Records from a collection –
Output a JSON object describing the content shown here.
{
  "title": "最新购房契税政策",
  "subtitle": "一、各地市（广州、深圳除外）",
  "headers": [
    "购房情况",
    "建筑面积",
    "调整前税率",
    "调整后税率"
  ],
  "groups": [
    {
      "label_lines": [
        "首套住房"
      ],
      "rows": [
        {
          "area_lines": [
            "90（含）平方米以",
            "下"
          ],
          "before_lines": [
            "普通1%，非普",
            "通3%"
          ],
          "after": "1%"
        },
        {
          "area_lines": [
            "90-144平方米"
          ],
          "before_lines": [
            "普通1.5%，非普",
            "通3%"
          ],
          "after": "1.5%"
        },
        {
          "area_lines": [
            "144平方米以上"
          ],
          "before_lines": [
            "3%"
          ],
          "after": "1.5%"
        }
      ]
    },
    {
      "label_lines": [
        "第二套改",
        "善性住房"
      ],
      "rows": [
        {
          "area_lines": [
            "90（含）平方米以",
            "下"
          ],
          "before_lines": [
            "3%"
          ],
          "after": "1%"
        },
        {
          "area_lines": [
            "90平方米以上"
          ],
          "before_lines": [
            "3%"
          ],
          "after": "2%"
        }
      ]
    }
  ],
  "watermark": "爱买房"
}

Goal of the exercise –
Repeat the records above exactly, from the first line to the last.

Output for this task –
Output a JSON object describing the content shown here.
{
  "title": "最新购房契税政策",
  "subtitle": "一、各地市（广州、深圳除外）",
  "headers": [
    "购房情况",
    "建筑面积",
    "调整前税率",
    "调整后税率"
  ],
  "groups": [
    {
      "label_lines": [
        "首套住房"
      ],
      "rows": [
        {
          "area_lines": [
            "90（含）平方米以",
            "下"
          ],
          "before_lines": [
            "普通1%，非普",
            "通3%"
          ],
          "after": "1%"
        },
        {
          "area_lines": [
            "90-144平方米"
          ],
          "before_lines": [
            "普通1.5%，非普",
            "通3%"
          ],
          "after": "1.5%"
        },
        {
          "area_lines": [
            "144平方米以上"
          ],
          "before_lines": [
            "3%"
          ],
          "after": "1.5%"
        }
      ]
    },
    {
      "label_lines": [
        "第二套改",
        "善性住房"
      ],
      "rows": [
        {
          "area_lines": [
            "90（含）平方米以",
            "下"
          ],
          "before_lines": [
            "3%"
          ],
          "after": "1%"
        },
        {
          "area_lines": [
            "90平方米以上"
          ],
          "before_lines": [
            "3%"
          ],
          "after": "2%"
        }
      ]
    }
  ],
  "watermark": "爱买房"
}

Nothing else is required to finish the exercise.